Find the word "Auringonsäteily" in the records below. List each line containing it.
── Record list
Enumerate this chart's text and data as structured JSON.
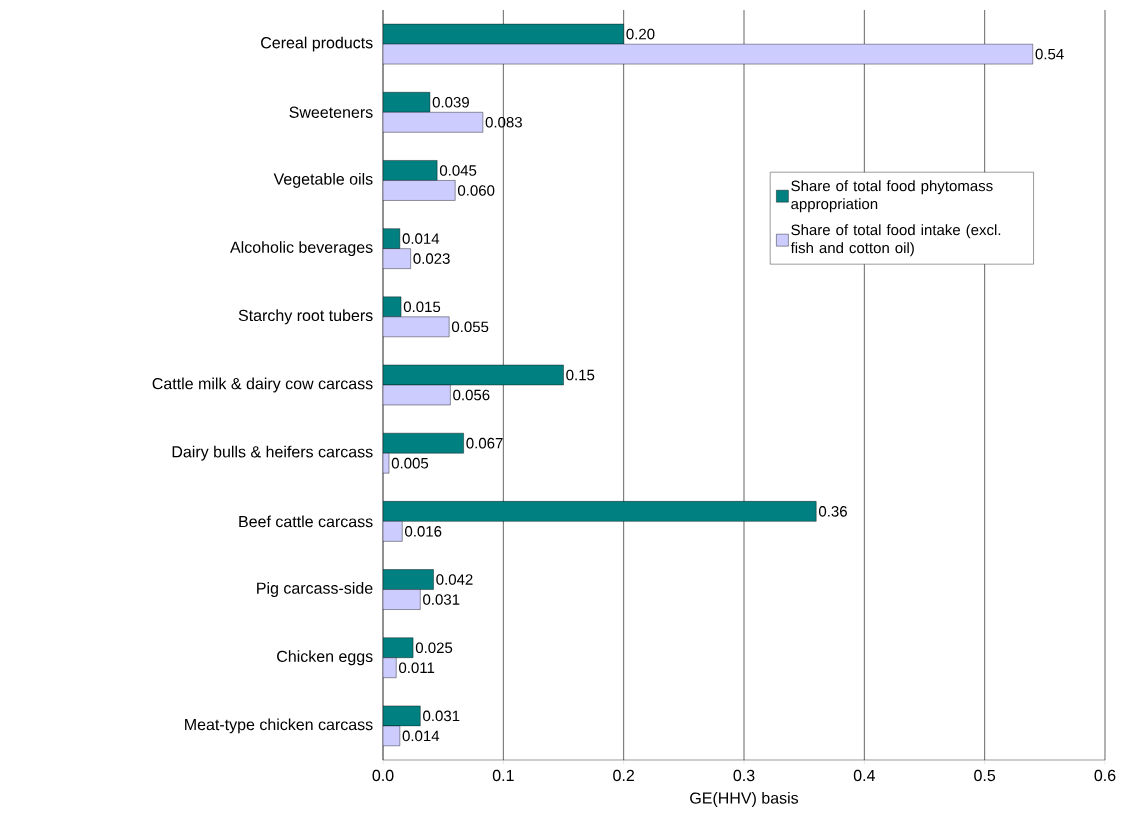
{
  "chart_data": {
    "type": "bar",
    "orientation": "horizontal",
    "xlabel": "GE(HHV) basis",
    "categories": [
      "Cereal products",
      "Sweeteners",
      "Vegetable oils",
      "Alcoholic beverages",
      "Starchy root tubers",
      "Cattle milk & dairy cow carcass",
      "Dairy bulls & heifers carcass",
      "Beef cattle carcass",
      "Pig carcass-side",
      "Chicken eggs",
      "Meat-type chicken carcass"
    ],
    "series": [
      {
        "name": "Share of total food phytomass appropriation",
        "color": "#008080",
        "values": [
          0.2,
          0.039,
          0.045,
          0.014,
          0.015,
          0.15,
          0.067,
          0.36,
          0.042,
          0.025,
          0.031
        ],
        "value_labels": [
          "0.20",
          "0.039",
          "0.045",
          "0.014",
          "0.015",
          "0.15",
          "0.067",
          "0.36",
          "0.042",
          "0.025",
          "0.031"
        ]
      },
      {
        "name": "Share of total food intake (excl. fish and cotton oil)",
        "color": "#ccccff",
        "values": [
          0.54,
          0.083,
          0.06,
          0.023,
          0.055,
          0.056,
          0.005,
          0.016,
          0.031,
          0.011,
          0.014
        ],
        "value_labels": [
          "0.54",
          "0.083",
          "0.060",
          "0.023",
          "0.055",
          "0.056",
          "0.005",
          "0.016",
          "0.031",
          "0.011",
          "0.014"
        ]
      }
    ],
    "xlim": [
      0,
      0.6
    ],
    "xticks": [
      {
        "value": 0,
        "label": "0.0"
      },
      0.1,
      0.2,
      0.3,
      0.4,
      0.5,
      0.6
    ],
    "grid": "x",
    "legend": "right"
  }
}
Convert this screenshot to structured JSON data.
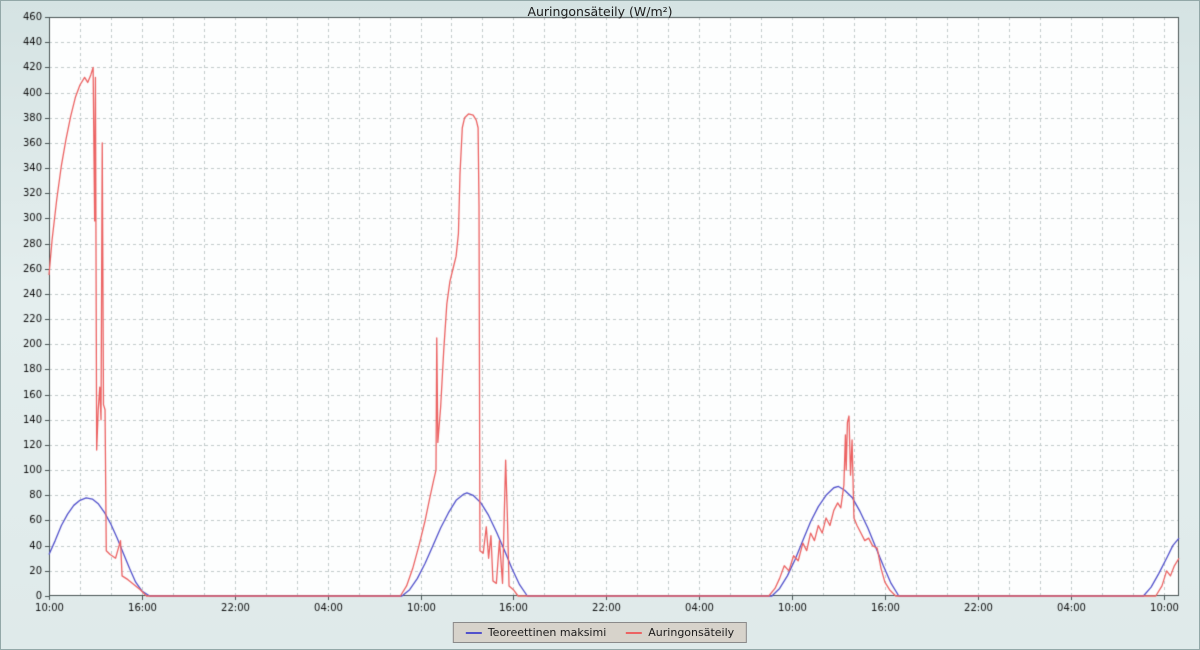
{
  "chart_data": {
    "type": "line",
    "title": "Auringonsäteily (W/m²)",
    "ylabel": "",
    "xlabel": "",
    "ylim": [
      0,
      460
    ],
    "ytick_step": 20,
    "xlim_hours": [
      0,
      73
    ],
    "x_major_step_hours": 6,
    "x_minor_step_hours": 2,
    "xtick_labels": [
      "10:00",
      "16:00",
      "22:00",
      "04:00",
      "10:00",
      "16:00",
      "22:00",
      "04:00",
      "10:00",
      "16:00",
      "22:00",
      "04:00",
      "10:00"
    ],
    "grid": true,
    "grid_style": "dashed",
    "grid_color": "#c3cccc",
    "axis_color": "#4a5555",
    "text_color": "#101010",
    "plot_bg": "#fdfefe",
    "legend_position": "bottom-center",
    "series": [
      {
        "name": "Teoreettinen maksimi",
        "color": "#5252cc",
        "points": [
          [
            0,
            33
          ],
          [
            0.4,
            44
          ],
          [
            0.8,
            56
          ],
          [
            1.2,
            65
          ],
          [
            1.6,
            72
          ],
          [
            2,
            76
          ],
          [
            2.4,
            78
          ],
          [
            2.8,
            77
          ],
          [
            3.2,
            73
          ],
          [
            3.6,
            66
          ],
          [
            4,
            57
          ],
          [
            4.4,
            46
          ],
          [
            4.8,
            34
          ],
          [
            5.2,
            22
          ],
          [
            5.6,
            11
          ],
          [
            6,
            4
          ],
          [
            6.5,
            0
          ],
          [
            22.8,
            0
          ],
          [
            23.3,
            5
          ],
          [
            23.8,
            14
          ],
          [
            24.3,
            26
          ],
          [
            24.8,
            40
          ],
          [
            25.3,
            54
          ],
          [
            25.8,
            66
          ],
          [
            26.3,
            76
          ],
          [
            26.8,
            81
          ],
          [
            27,
            82
          ],
          [
            27.4,
            80
          ],
          [
            27.9,
            74
          ],
          [
            28.4,
            64
          ],
          [
            28.9,
            51
          ],
          [
            29.4,
            37
          ],
          [
            29.9,
            22
          ],
          [
            30.4,
            9
          ],
          [
            30.9,
            0
          ],
          [
            46.7,
            0
          ],
          [
            47.2,
            6
          ],
          [
            47.7,
            16
          ],
          [
            48.2,
            29
          ],
          [
            48.7,
            44
          ],
          [
            49.2,
            59
          ],
          [
            49.7,
            71
          ],
          [
            50.2,
            80
          ],
          [
            50.7,
            86
          ],
          [
            51,
            87
          ],
          [
            51.4,
            84
          ],
          [
            51.9,
            78
          ],
          [
            52.4,
            67
          ],
          [
            52.9,
            54
          ],
          [
            53.4,
            39
          ],
          [
            53.9,
            24
          ],
          [
            54.4,
            10
          ],
          [
            54.9,
            0
          ],
          [
            70.7,
            0
          ],
          [
            71.2,
            7
          ],
          [
            71.7,
            18
          ],
          [
            72.2,
            30
          ],
          [
            72.6,
            40
          ],
          [
            73,
            46
          ]
        ]
      },
      {
        "name": "Auringonsäteily",
        "color": "#ec6363",
        "points": [
          [
            0,
            255
          ],
          [
            0.2,
            283
          ],
          [
            0.5,
            315
          ],
          [
            0.8,
            342
          ],
          [
            1.1,
            363
          ],
          [
            1.4,
            381
          ],
          [
            1.7,
            396
          ],
          [
            2,
            406
          ],
          [
            2.3,
            412
          ],
          [
            2.5,
            408
          ],
          [
            2.7,
            414
          ],
          [
            2.85,
            420
          ],
          [
            2.95,
            298
          ],
          [
            3,
            412
          ],
          [
            3.08,
            116
          ],
          [
            3.18,
            148
          ],
          [
            3.28,
            166
          ],
          [
            3.36,
            140
          ],
          [
            3.44,
            360
          ],
          [
            3.52,
            152
          ],
          [
            3.62,
            148
          ],
          [
            3.7,
            36
          ],
          [
            3.95,
            33
          ],
          [
            4.3,
            30
          ],
          [
            4.62,
            44
          ],
          [
            4.72,
            16
          ],
          [
            5.1,
            13
          ],
          [
            5.5,
            9
          ],
          [
            5.9,
            5
          ],
          [
            6.3,
            0
          ],
          [
            22.7,
            0
          ],
          [
            23.1,
            8
          ],
          [
            23.5,
            22
          ],
          [
            23.9,
            40
          ],
          [
            24.3,
            60
          ],
          [
            24.6,
            78
          ],
          [
            24.85,
            92
          ],
          [
            25,
            100
          ],
          [
            25.05,
            205
          ],
          [
            25.12,
            122
          ],
          [
            25.3,
            150
          ],
          [
            25.5,
            195
          ],
          [
            25.7,
            232
          ],
          [
            25.9,
            250
          ],
          [
            26.1,
            260
          ],
          [
            26.3,
            270
          ],
          [
            26.45,
            288
          ],
          [
            26.55,
            335
          ],
          [
            26.7,
            372
          ],
          [
            26.85,
            380
          ],
          [
            27.1,
            383
          ],
          [
            27.4,
            382
          ],
          [
            27.6,
            378
          ],
          [
            27.72,
            372
          ],
          [
            27.78,
            310
          ],
          [
            27.84,
            36
          ],
          [
            28.05,
            34
          ],
          [
            28.25,
            55
          ],
          [
            28.4,
            30
          ],
          [
            28.55,
            48
          ],
          [
            28.68,
            12
          ],
          [
            28.9,
            10
          ],
          [
            29.1,
            44
          ],
          [
            29.3,
            10
          ],
          [
            29.5,
            108
          ],
          [
            29.62,
            60
          ],
          [
            29.72,
            8
          ],
          [
            30,
            5
          ],
          [
            30.3,
            0
          ],
          [
            46.5,
            0
          ],
          [
            46.9,
            6
          ],
          [
            47.2,
            14
          ],
          [
            47.5,
            24
          ],
          [
            47.8,
            20
          ],
          [
            48.1,
            32
          ],
          [
            48.4,
            28
          ],
          [
            48.7,
            42
          ],
          [
            48.95,
            36
          ],
          [
            49.2,
            50
          ],
          [
            49.45,
            44
          ],
          [
            49.7,
            56
          ],
          [
            49.95,
            50
          ],
          [
            50.2,
            62
          ],
          [
            50.45,
            56
          ],
          [
            50.7,
            68
          ],
          [
            50.95,
            74
          ],
          [
            51.15,
            70
          ],
          [
            51.35,
            88
          ],
          [
            51.45,
            128
          ],
          [
            51.5,
            100
          ],
          [
            51.58,
            138
          ],
          [
            51.68,
            143
          ],
          [
            51.78,
            96
          ],
          [
            51.88,
            124
          ],
          [
            52,
            62
          ],
          [
            52.2,
            56
          ],
          [
            52.45,
            50
          ],
          [
            52.7,
            44
          ],
          [
            52.95,
            46
          ],
          [
            53.2,
            40
          ],
          [
            53.5,
            38
          ],
          [
            53.75,
            22
          ],
          [
            54,
            11
          ],
          [
            54.3,
            5
          ],
          [
            54.7,
            0
          ],
          [
            71.5,
            0
          ],
          [
            71.9,
            8
          ],
          [
            72.2,
            20
          ],
          [
            72.45,
            16
          ],
          [
            72.7,
            24
          ],
          [
            73,
            30
          ]
        ]
      }
    ]
  }
}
────
**Finished answer:**
    "title": "Auringonsäteily (W/m²)",
        "name": "Auringonsäteily",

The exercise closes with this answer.